## YOUR OBJECTIVE
Starting from the line containing "Enumerate this screenshot's", give again every line through the end of the entries, word for word. Pictures stay out of the copy.

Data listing

········

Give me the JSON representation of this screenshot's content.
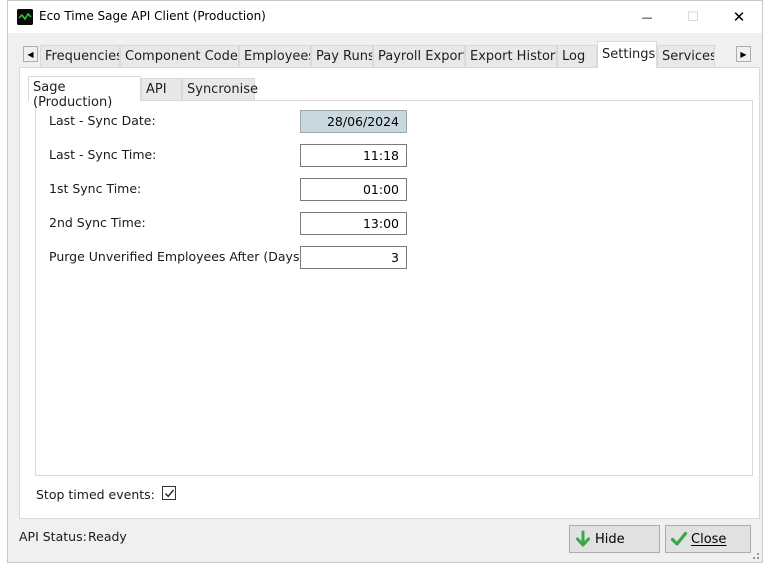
{
  "window": {
    "title": "Eco Time Sage API Client (Production)",
    "minimize_glyph": "—",
    "maximize_glyph": "☐",
    "close_glyph": "✕"
  },
  "tabs": [
    {
      "label": "Frequencies"
    },
    {
      "label": "Component Codes"
    },
    {
      "label": "Employees"
    },
    {
      "label": "Pay Runs"
    },
    {
      "label": "Payroll Export"
    },
    {
      "label": "Export History"
    },
    {
      "label": "Log"
    },
    {
      "label": "Settings",
      "active": true
    },
    {
      "label": "Services"
    }
  ],
  "tab_scroll": {
    "left_glyph": "◀",
    "right_glyph": "▶"
  },
  "subtabs": [
    {
      "label": "Sage (Production)",
      "active": true
    },
    {
      "label": "API"
    },
    {
      "label": "Syncronise"
    }
  ],
  "settings": {
    "last_sync_date": {
      "label": "Last - Sync Date:",
      "value": "28/06/2024",
      "readonly": true
    },
    "last_sync_time": {
      "label": "Last - Sync Time:",
      "value": "11:18"
    },
    "first_sync_time": {
      "label": "1st Sync Time:",
      "value": "01:00"
    },
    "second_sync_time": {
      "label": "2nd Sync Time:",
      "value": "13:00"
    },
    "purge_days": {
      "label": "Purge Unverified Employees After (Days):",
      "value": "3"
    }
  },
  "stop_timed_events": {
    "label": "Stop timed events:",
    "checked": true
  },
  "status": {
    "label": "API Status:",
    "value": "Ready"
  },
  "buttons": {
    "hide": {
      "label": "Hide",
      "icon": "arrow-down-icon",
      "color": "#3aa84a"
    },
    "close": {
      "label": "Close",
      "icon": "checkmark-icon",
      "color": "#3aa84a"
    }
  },
  "colors": {
    "readonly_field_bg": "#c9d8de",
    "window_bg": "#f0f0f0",
    "button_bg": "#e1e1e1"
  }
}
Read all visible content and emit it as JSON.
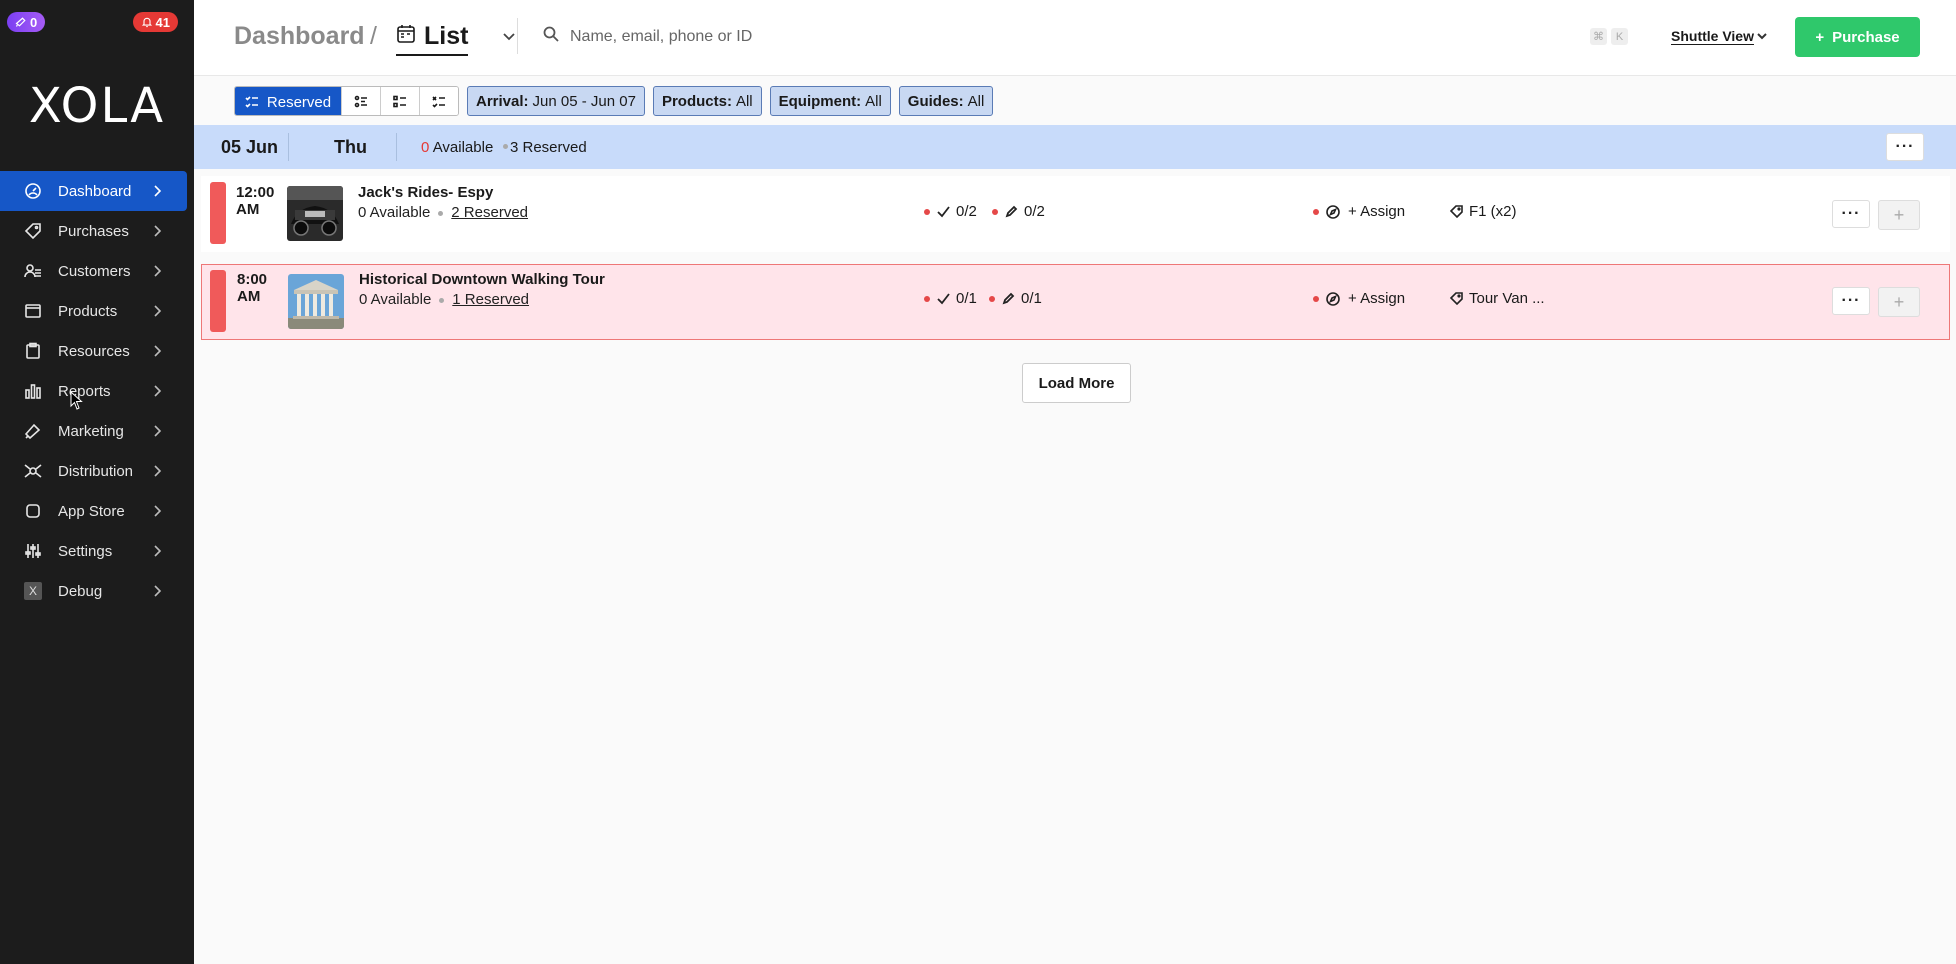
{
  "sidebar": {
    "badge_left": "0",
    "badge_right": "41",
    "logo": "XOLA",
    "items": [
      {
        "label": "Dashboard",
        "icon": "dashboard-icon",
        "active": true
      },
      {
        "label": "Purchases",
        "icon": "tag-icon"
      },
      {
        "label": "Customers",
        "icon": "users-icon"
      },
      {
        "label": "Products",
        "icon": "box-icon"
      },
      {
        "label": "Resources",
        "icon": "clipboard-icon"
      },
      {
        "label": "Reports",
        "icon": "bar-chart-icon"
      },
      {
        "label": "Marketing",
        "icon": "megaphone-icon"
      },
      {
        "label": "Distribution",
        "icon": "distribution-icon"
      },
      {
        "label": "App Store",
        "icon": "app-store-icon"
      },
      {
        "label": "Settings",
        "icon": "sliders-icon"
      },
      {
        "label": "Debug",
        "icon": "debug-icon",
        "icon_text": "X"
      }
    ]
  },
  "header": {
    "breadcrumb": "Dashboard",
    "separator": "/",
    "view_label": "List",
    "search_placeholder": "Name, email, phone or ID",
    "kbd_cmd": "⌘",
    "kbd_k": "K",
    "shuttle_view": "Shuttle View",
    "purchase_label": "Purchase"
  },
  "filters": {
    "reserved_label": "Reserved",
    "chips": [
      {
        "key": "Arrival:",
        "value": "Jun 05 - Jun 07"
      },
      {
        "key": "Products:",
        "value": "All"
      },
      {
        "key": "Equipment:",
        "value": "All"
      },
      {
        "key": "Guides:",
        "value": "All"
      }
    ]
  },
  "day": {
    "date": "05 Jun",
    "dow": "Thu",
    "available_num": "0",
    "available_label": "Available",
    "reserved": "3 Reserved"
  },
  "events": [
    {
      "time_line1": "12:00",
      "time_line2": "AM",
      "title": "Jack's Rides- Espy",
      "available": "0 Available",
      "reserved": "2 Reserved",
      "checked_in": "0/2",
      "waivers": "0/2",
      "assign": "+ Assign",
      "equipment": "F1 (x2)"
    },
    {
      "time_line1": "8:00",
      "time_line2": "AM",
      "title": "Historical Downtown Walking Tour",
      "available": "0 Available",
      "reserved": "1 Reserved",
      "checked_in": "0/1",
      "waivers": "0/1",
      "assign": "+ Assign",
      "equipment": "Tour Van ..."
    }
  ],
  "load_more": "Load More",
  "colors": {
    "sidebar_bg": "#1c1c1c",
    "active_blue": "#1657c7",
    "purchase_green": "#2fc86b",
    "day_row_bg": "#c8dbfa",
    "status_red": "#f05a5a"
  }
}
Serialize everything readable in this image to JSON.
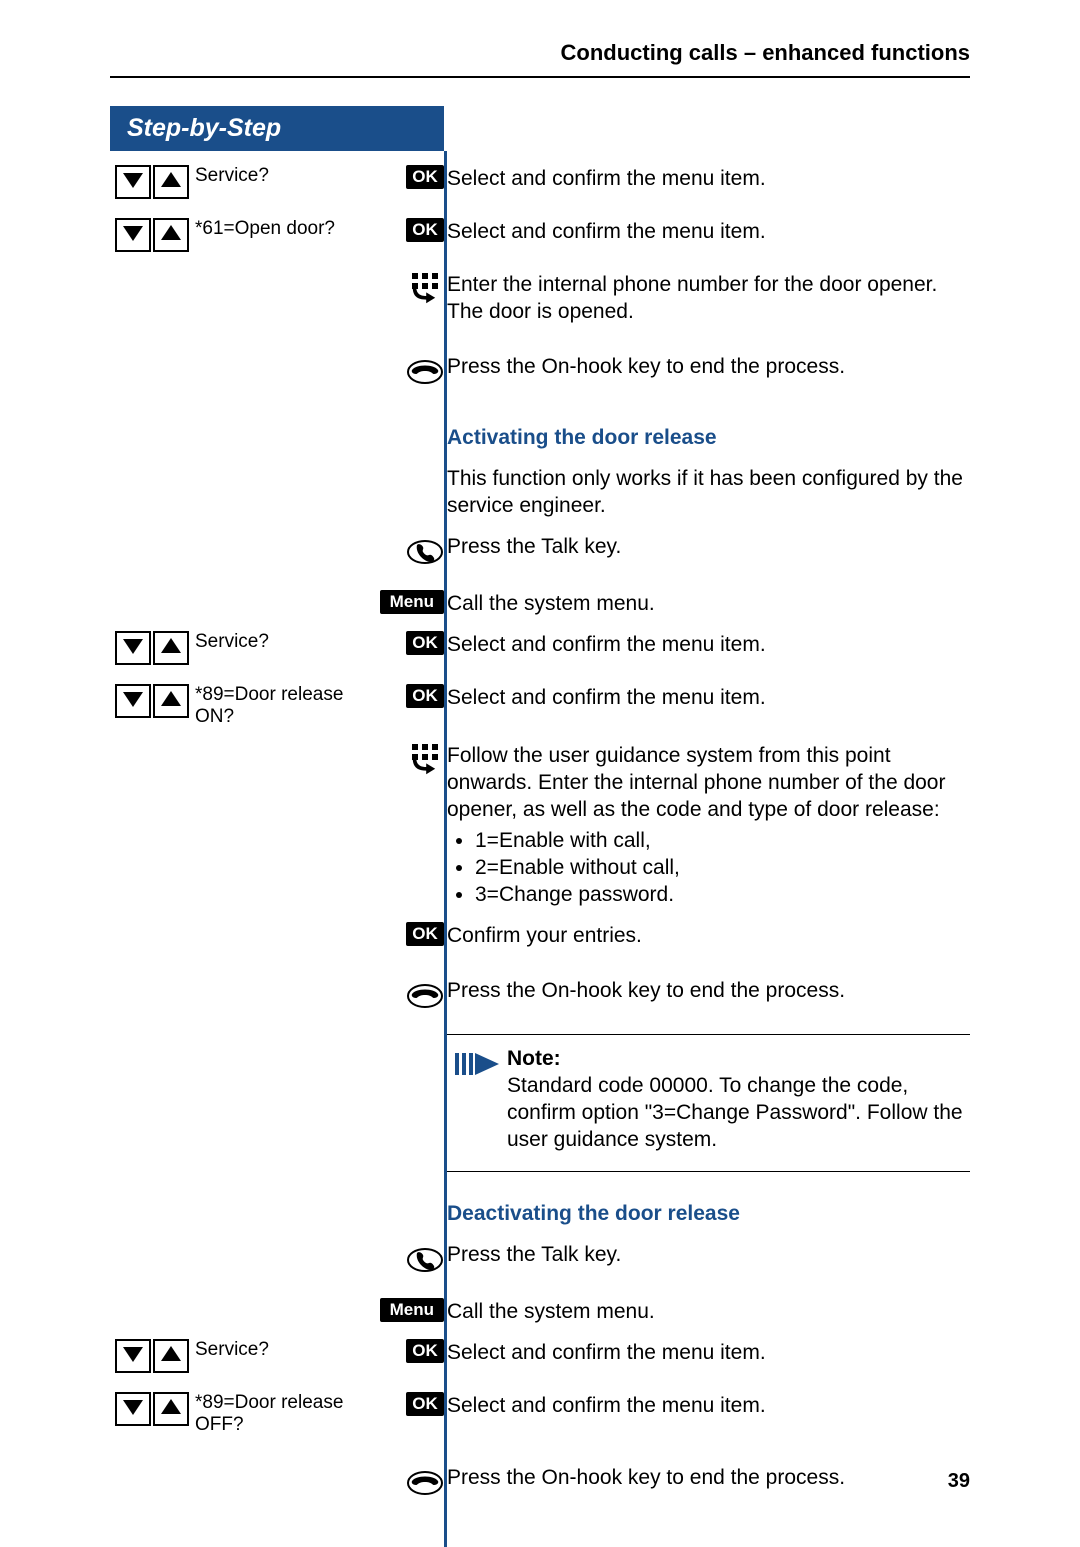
{
  "header": {
    "running": "Conducting calls – enhanced functions"
  },
  "step_header": "Step-by-Step",
  "badges": {
    "ok": "OK",
    "menu": "Menu"
  },
  "notebox": {
    "label": "Note:",
    "text": "Standard code 00000. To change the code, confirm option \"3=Change Password\". Follow the user guidance system."
  },
  "sections": {
    "activate_title": "Activating the door release",
    "deactivate_title": "Deactivating the door release"
  },
  "rows": {
    "r1_menu": "Service?",
    "r1_instr": "Select and confirm the menu item.",
    "r2_menu": "*61=Open door?",
    "r2_instr": "Select and confirm the menu item.",
    "r3_instr": "Enter the internal phone number for the door opener. The door is opened.",
    "r4_instr": "Press the On-hook key to end the process.",
    "r5_instr": "This function only works if it has been configured by the service engineer.",
    "r6_instr": "Press the Talk key.",
    "r7_instr": "Call the system menu.",
    "r8_menu": "Service?",
    "r8_instr": "Select and confirm the menu item.",
    "r9_menu": "*89=Door release ON?",
    "r9_instr": "Select and confirm the menu item.",
    "r10_instr": "Follow the user guidance system from this point onwards. Enter the internal phone number of the door opener, as well as the code and type of door release:",
    "r10_opts": [
      "1=Enable with call,",
      "2=Enable without call,",
      "3=Change password."
    ],
    "r11_instr": "Confirm your entries.",
    "r12_instr": "Press the On-hook key to end the process.",
    "r13_instr": "Press the Talk key.",
    "r14_instr": "Call the system menu.",
    "r15_menu": "Service?",
    "r15_instr": "Select and confirm the menu item.",
    "r16_menu": "*89=Door release OFF?",
    "r16_instr": "Select and confirm the menu item.",
    "r17_instr": "Press the On-hook key to end the process."
  },
  "page_number": "39"
}
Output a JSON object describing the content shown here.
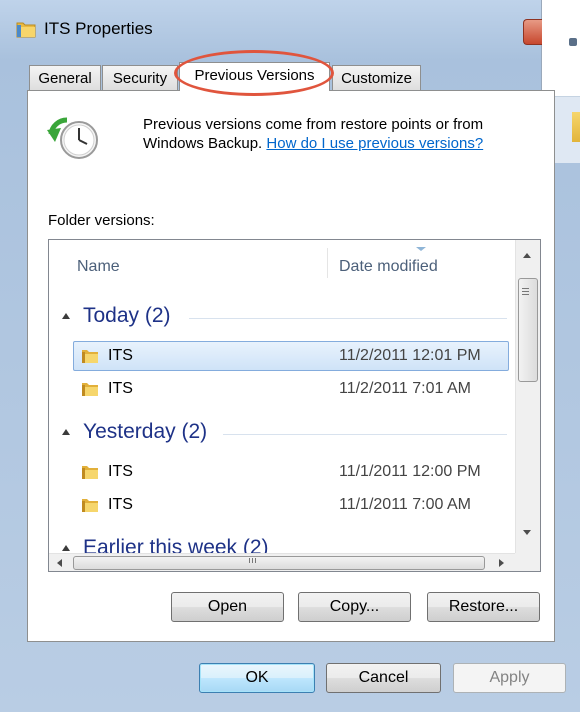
{
  "window": {
    "title": "ITS Properties"
  },
  "tabs": [
    {
      "label": "General",
      "active": false
    },
    {
      "label": "Security",
      "active": false
    },
    {
      "label": "Previous Versions",
      "active": true
    },
    {
      "label": "Customize",
      "active": false
    }
  ],
  "description": {
    "text": "Previous versions come from restore points or from Windows Backup.",
    "link": "How do I use previous versions?"
  },
  "folder_versions_label": "Folder versions:",
  "columns": {
    "name": "Name",
    "date": "Date modified"
  },
  "groups": [
    {
      "label": "Today (2)",
      "items": [
        {
          "name": "ITS",
          "date": "11/2/2011 12:01 PM",
          "selected": true
        },
        {
          "name": "ITS",
          "date": "11/2/2011 7:01 AM",
          "selected": false
        }
      ]
    },
    {
      "label": "Yesterday (2)",
      "items": [
        {
          "name": "ITS",
          "date": "11/1/2011 12:00 PM",
          "selected": false
        },
        {
          "name": "ITS",
          "date": "11/1/2011 7:00 AM",
          "selected": false
        }
      ]
    },
    {
      "label": "Earlier this week (2)",
      "items": []
    }
  ],
  "action_buttons": {
    "open": "Open",
    "copy": "Copy...",
    "restore": "Restore..."
  },
  "dialog_buttons": {
    "ok": "OK",
    "cancel": "Cancel",
    "apply": "Apply"
  },
  "colors": {
    "highlight_oval": "#e0553d",
    "group_header": "#1e3287",
    "link": "#0066cc"
  },
  "icons": {
    "title": "folder-icon",
    "panel": "clock-restore-icon",
    "rows": "folder-icon"
  }
}
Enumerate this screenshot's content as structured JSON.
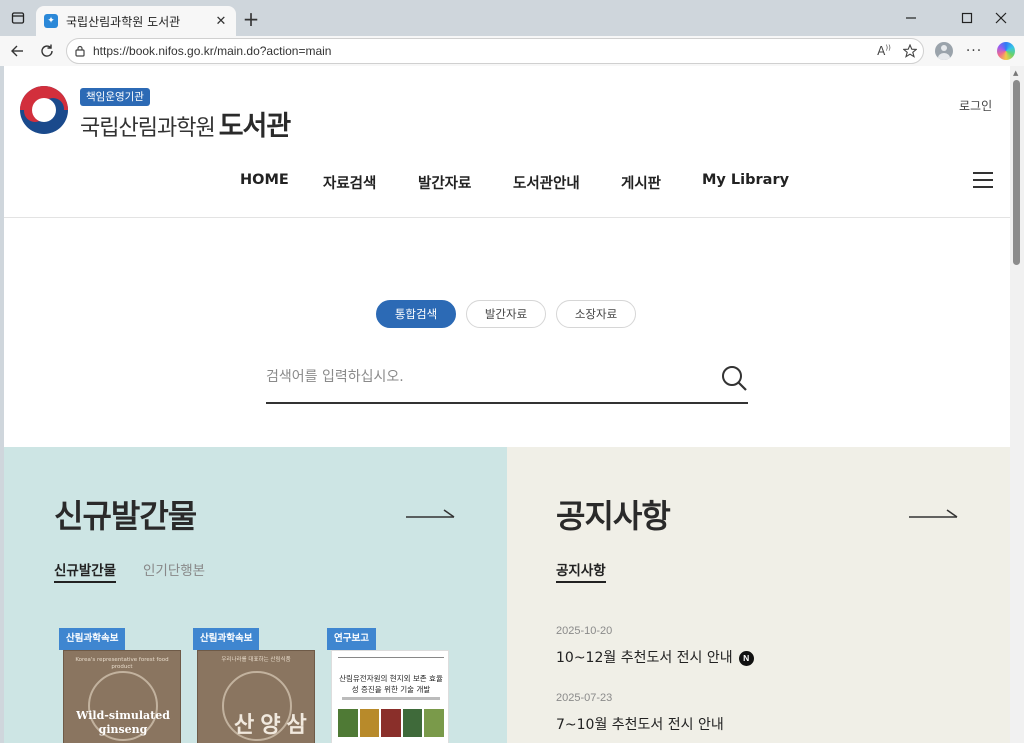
{
  "browser": {
    "tab_title": "국립산림과학원 도서관",
    "tab_favicon": "✦",
    "url": "https://book.nifos.go.kr/main.do?action=main"
  },
  "header": {
    "badge": "책임운영기관",
    "brand_small": "국립산림과학원",
    "brand_big": "도서관",
    "login": "로그인"
  },
  "nav": {
    "items": [
      "HOME",
      "자료검색",
      "발간자료",
      "도서관안내",
      "게시판",
      "My Library"
    ]
  },
  "search": {
    "tabs": [
      "통합검색",
      "발간자료",
      "소장자료"
    ],
    "active_tab": "통합검색",
    "placeholder": "검색어를 입력하십시오."
  },
  "new_pubs": {
    "title": "신규발간물",
    "tabs": [
      "신규발간물",
      "인기단행본"
    ],
    "books": [
      {
        "tag": "산림과학속보",
        "cover_small": "Korea's representative forest food product",
        "cover_main": "Wild-simulated ginseng"
      },
      {
        "tag": "산림과학속보",
        "cover_small": "우리나라를 대표하는 산림식품",
        "cover_main": "산양삼"
      },
      {
        "tag": "연구보고",
        "cover_title": "산림유전자원의 현지외 보존 효율성 증진을 위한 기술 개발"
      }
    ]
  },
  "notices": {
    "title": "공지사항",
    "tab": "공지사항",
    "items": [
      {
        "date": "2025-10-20",
        "title": "10~12월 추천도서 전시 안내",
        "new": "N"
      },
      {
        "date": "2025-07-23",
        "title": "7~10월 추천도서 전시 안내"
      }
    ]
  },
  "colors": {
    "accent": "#2c6ab5",
    "tag_blue": "#3f86d0",
    "panel_left": "#cde5e4",
    "panel_right": "#f0efe7"
  }
}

········

## WRITTEN REPLY
Enumerate this screenshot's content as structured JSON.
{
  "browser": {
    "tab_title": "국립산림과학원 도서관",
    "tab_favicon": "✦",
    "url": "https://book.nifos.go.kr/main.do?action=main"
  },
  "header": {
    "badge": "책임운영기관",
    "brand_small": "국립산림과학원",
    "brand_big": "도서관",
    "login": "로그인"
  },
  "nav": {
    "items": [
      "HOME",
      "자료검색",
      "발간자료",
      "도서관안내",
      "게시판",
      "My Library"
    ]
  },
  "search": {
    "tabs": [
      "통합검색",
      "발간자료",
      "소장자료"
    ],
    "active_tab": "통합검색",
    "placeholder": "검색어를 입력하십시오."
  },
  "new_pubs": {
    "title": "신규발간물",
    "tabs": [
      "신규발간물",
      "인기단행본"
    ],
    "books": [
      {
        "tag": "산림과학속보",
        "cover_small": "Korea's representative forest food product",
        "cover_main": "Wild-simulated ginseng"
      },
      {
        "tag": "산림과학속보",
        "cover_small": "우리나라를 대표하는 산림식품",
        "cover_main": "산양삼"
      },
      {
        "tag": "연구보고",
        "cover_title": "산림유전자원의 현지외 보존 효율성 증진을 위한 기술 개발"
      }
    ]
  },
  "notices": {
    "title": "공지사항",
    "tab": "공지사항",
    "items": [
      {
        "date": "2025-10-20",
        "title": "10~12월 추천도서 전시 안내",
        "new": "N"
      },
      {
        "date": "2025-07-23",
        "title": "7~10월 추천도서 전시 안내"
      }
    ]
  },
  "colors": {
    "accent": "#2c6ab5",
    "tag_blue": "#3f86d0",
    "panel_left": "#cde5e4",
    "panel_right": "#f0efe7"
  }
}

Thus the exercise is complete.